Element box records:
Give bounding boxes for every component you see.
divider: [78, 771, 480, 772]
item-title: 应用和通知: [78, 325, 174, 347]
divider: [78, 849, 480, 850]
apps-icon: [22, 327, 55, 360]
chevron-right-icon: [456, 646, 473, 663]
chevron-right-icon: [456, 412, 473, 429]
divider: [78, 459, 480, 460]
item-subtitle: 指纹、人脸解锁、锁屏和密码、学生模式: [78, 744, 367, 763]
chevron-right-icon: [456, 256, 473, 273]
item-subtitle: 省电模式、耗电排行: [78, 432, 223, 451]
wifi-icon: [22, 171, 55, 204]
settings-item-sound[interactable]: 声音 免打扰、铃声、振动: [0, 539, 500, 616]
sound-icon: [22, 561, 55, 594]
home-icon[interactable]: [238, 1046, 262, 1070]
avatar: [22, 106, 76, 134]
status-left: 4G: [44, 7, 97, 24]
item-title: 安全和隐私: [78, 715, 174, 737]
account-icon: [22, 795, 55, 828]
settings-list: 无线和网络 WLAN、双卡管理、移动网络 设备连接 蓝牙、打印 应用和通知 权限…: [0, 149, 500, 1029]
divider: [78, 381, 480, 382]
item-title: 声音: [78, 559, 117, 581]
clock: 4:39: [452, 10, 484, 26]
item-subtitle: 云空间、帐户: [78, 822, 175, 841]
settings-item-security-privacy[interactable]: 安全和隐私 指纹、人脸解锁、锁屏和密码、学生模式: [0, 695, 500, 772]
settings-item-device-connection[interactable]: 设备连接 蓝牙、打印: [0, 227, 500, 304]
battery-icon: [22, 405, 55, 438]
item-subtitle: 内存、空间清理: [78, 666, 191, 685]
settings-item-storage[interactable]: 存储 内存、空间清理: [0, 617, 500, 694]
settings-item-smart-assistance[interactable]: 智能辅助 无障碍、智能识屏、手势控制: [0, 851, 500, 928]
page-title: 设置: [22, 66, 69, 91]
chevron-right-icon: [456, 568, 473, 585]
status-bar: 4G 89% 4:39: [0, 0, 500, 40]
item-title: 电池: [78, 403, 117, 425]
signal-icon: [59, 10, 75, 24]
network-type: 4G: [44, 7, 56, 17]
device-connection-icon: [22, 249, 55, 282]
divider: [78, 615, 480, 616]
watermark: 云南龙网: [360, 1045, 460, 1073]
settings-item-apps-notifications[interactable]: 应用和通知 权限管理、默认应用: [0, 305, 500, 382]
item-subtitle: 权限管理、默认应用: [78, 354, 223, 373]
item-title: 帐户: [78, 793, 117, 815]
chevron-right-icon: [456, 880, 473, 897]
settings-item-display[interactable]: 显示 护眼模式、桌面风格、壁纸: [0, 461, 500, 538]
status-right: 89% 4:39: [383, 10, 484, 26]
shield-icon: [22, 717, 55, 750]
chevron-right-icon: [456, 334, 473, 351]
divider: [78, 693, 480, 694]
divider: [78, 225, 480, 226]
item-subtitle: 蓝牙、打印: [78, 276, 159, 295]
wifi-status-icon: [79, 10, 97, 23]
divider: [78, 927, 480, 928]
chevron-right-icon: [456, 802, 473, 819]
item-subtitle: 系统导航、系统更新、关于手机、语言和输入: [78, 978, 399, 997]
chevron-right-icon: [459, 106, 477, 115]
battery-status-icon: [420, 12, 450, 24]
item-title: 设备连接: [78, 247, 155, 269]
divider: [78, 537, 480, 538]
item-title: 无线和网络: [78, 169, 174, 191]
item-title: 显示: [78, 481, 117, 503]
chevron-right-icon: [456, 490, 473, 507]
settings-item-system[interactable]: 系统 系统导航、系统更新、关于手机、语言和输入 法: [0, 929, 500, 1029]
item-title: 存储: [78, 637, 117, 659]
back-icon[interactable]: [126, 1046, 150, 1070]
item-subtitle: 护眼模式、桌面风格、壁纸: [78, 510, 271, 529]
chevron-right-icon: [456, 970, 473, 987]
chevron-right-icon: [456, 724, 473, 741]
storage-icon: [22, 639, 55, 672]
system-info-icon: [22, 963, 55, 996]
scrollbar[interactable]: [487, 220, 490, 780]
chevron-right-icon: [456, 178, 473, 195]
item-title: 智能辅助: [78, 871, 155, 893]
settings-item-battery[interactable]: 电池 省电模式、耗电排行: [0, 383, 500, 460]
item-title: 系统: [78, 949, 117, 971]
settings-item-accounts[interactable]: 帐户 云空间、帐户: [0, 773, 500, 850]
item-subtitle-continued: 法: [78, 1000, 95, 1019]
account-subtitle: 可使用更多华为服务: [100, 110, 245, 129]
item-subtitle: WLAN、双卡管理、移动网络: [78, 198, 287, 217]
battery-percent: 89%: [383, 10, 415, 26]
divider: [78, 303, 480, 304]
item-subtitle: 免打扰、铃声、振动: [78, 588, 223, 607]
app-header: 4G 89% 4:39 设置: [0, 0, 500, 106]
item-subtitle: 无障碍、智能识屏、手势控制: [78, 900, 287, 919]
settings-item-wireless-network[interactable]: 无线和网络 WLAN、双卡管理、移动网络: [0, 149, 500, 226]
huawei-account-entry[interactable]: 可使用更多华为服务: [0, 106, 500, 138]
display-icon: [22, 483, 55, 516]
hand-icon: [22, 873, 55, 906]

* [INSTRUCTIONS FOR THE TASK] Edit the records above so that every "chevron-right-icon" becomes "arrow-right-icon", and reproduce all other lines unchanged.

* [ANSWER FOR THIS EXERCISE]
Give bounding boxes for every component you see.
divider: [78, 771, 480, 772]
item-title: 应用和通知: [78, 325, 174, 347]
divider: [78, 849, 480, 850]
apps-icon: [22, 327, 55, 360]
arrow-right-icon: [456, 646, 473, 663]
arrow-right-icon: [456, 412, 473, 429]
divider: [78, 459, 480, 460]
item-subtitle: 指纹、人脸解锁、锁屏和密码、学生模式: [78, 744, 367, 763]
arrow-right-icon: [456, 256, 473, 273]
item-subtitle: 省电模式、耗电排行: [78, 432, 223, 451]
wifi-icon: [22, 171, 55, 204]
settings-item-sound[interactable]: 声音 免打扰、铃声、振动: [0, 539, 500, 616]
sound-icon: [22, 561, 55, 594]
home-icon[interactable]: [238, 1046, 262, 1070]
avatar: [22, 106, 76, 134]
status-left: 4G: [44, 7, 97, 24]
item-title: 安全和隐私: [78, 715, 174, 737]
account-icon: [22, 795, 55, 828]
settings-list: 无线和网络 WLAN、双卡管理、移动网络 设备连接 蓝牙、打印 应用和通知 权限…: [0, 149, 500, 1029]
divider: [78, 381, 480, 382]
item-title: 声音: [78, 559, 117, 581]
clock: 4:39: [452, 10, 484, 26]
item-subtitle: 云空间、帐户: [78, 822, 175, 841]
settings-item-security-privacy[interactable]: 安全和隐私 指纹、人脸解锁、锁屏和密码、学生模式: [0, 695, 500, 772]
settings-item-device-connection[interactable]: 设备连接 蓝牙、打印: [0, 227, 500, 304]
battery-icon: [22, 405, 55, 438]
item-subtitle: 内存、空间清理: [78, 666, 191, 685]
settings-item-storage[interactable]: 存储 内存、空间清理: [0, 617, 500, 694]
settings-item-smart-assistance[interactable]: 智能辅助 无障碍、智能识屏、手势控制: [0, 851, 500, 928]
page-title: 设置: [22, 66, 69, 91]
arrow-right-icon: [456, 568, 473, 585]
status-bar: 4G 89% 4:39: [0, 0, 500, 40]
item-title: 电池: [78, 403, 117, 425]
signal-icon: [59, 10, 75, 24]
network-type: 4G: [44, 7, 56, 17]
device-connection-icon: [22, 249, 55, 282]
divider: [78, 615, 480, 616]
watermark: 云南龙网: [360, 1045, 460, 1073]
settings-item-apps-notifications[interactable]: 应用和通知 权限管理、默认应用: [0, 305, 500, 382]
item-subtitle: 权限管理、默认应用: [78, 354, 223, 373]
item-title: 帐户: [78, 793, 117, 815]
arrow-right-icon: [456, 880, 473, 897]
settings-item-display[interactable]: 显示 护眼模式、桌面风格、壁纸: [0, 461, 500, 538]
status-right: 89% 4:39: [383, 10, 484, 26]
shield-icon: [22, 717, 55, 750]
arrow-right-icon: [456, 334, 473, 351]
divider: [78, 693, 480, 694]
divider: [78, 225, 480, 226]
item-subtitle: 蓝牙、打印: [78, 276, 159, 295]
wifi-status-icon: [79, 10, 97, 23]
divider: [78, 927, 480, 928]
arrow-right-icon: [456, 802, 473, 819]
item-subtitle: 系统导航、系统更新、关于手机、语言和输入: [78, 978, 399, 997]
arrow-right-icon: [459, 106, 477, 115]
battery-status-icon: [420, 12, 450, 24]
item-title: 设备连接: [78, 247, 155, 269]
divider: [78, 537, 480, 538]
item-title: 无线和网络: [78, 169, 174, 191]
item-title: 显示: [78, 481, 117, 503]
arrow-right-icon: [456, 490, 473, 507]
settings-item-system[interactable]: 系统 系统导航、系统更新、关于手机、语言和输入 法: [0, 929, 500, 1029]
item-title: 存储: [78, 637, 117, 659]
back-icon[interactable]: [126, 1046, 150, 1070]
item-subtitle: 护眼模式、桌面风格、壁纸: [78, 510, 271, 529]
arrow-right-icon: [456, 970, 473, 987]
arrow-right-icon: [456, 724, 473, 741]
storage-icon: [22, 639, 55, 672]
system-info-icon: [22, 963, 55, 996]
scrollbar[interactable]: [487, 220, 490, 780]
arrow-right-icon: [456, 178, 473, 195]
item-title: 智能辅助: [78, 871, 155, 893]
settings-item-battery[interactable]: 电池 省电模式、耗电排行: [0, 383, 500, 460]
item-title: 系统: [78, 949, 117, 971]
settings-item-accounts[interactable]: 帐户 云空间、帐户: [0, 773, 500, 850]
item-subtitle-continued: 法: [78, 1000, 95, 1019]
account-subtitle: 可使用更多华为服务: [100, 110, 245, 129]
item-subtitle: WLAN、双卡管理、移动网络: [78, 198, 287, 217]
battery-percent: 89%: [383, 10, 415, 26]
divider: [78, 303, 480, 304]
item-subtitle: 免打扰、铃声、振动: [78, 588, 223, 607]
app-header: 4G 89% 4:39 设置: [0, 0, 500, 106]
item-subtitle: 无障碍、智能识屏、手势控制: [78, 900, 287, 919]
settings-item-wireless-network[interactable]: 无线和网络 WLAN、双卡管理、移动网络: [0, 149, 500, 226]
huawei-account-entry[interactable]: 可使用更多华为服务: [0, 106, 500, 138]
display-icon: [22, 483, 55, 516]
hand-icon: [22, 873, 55, 906]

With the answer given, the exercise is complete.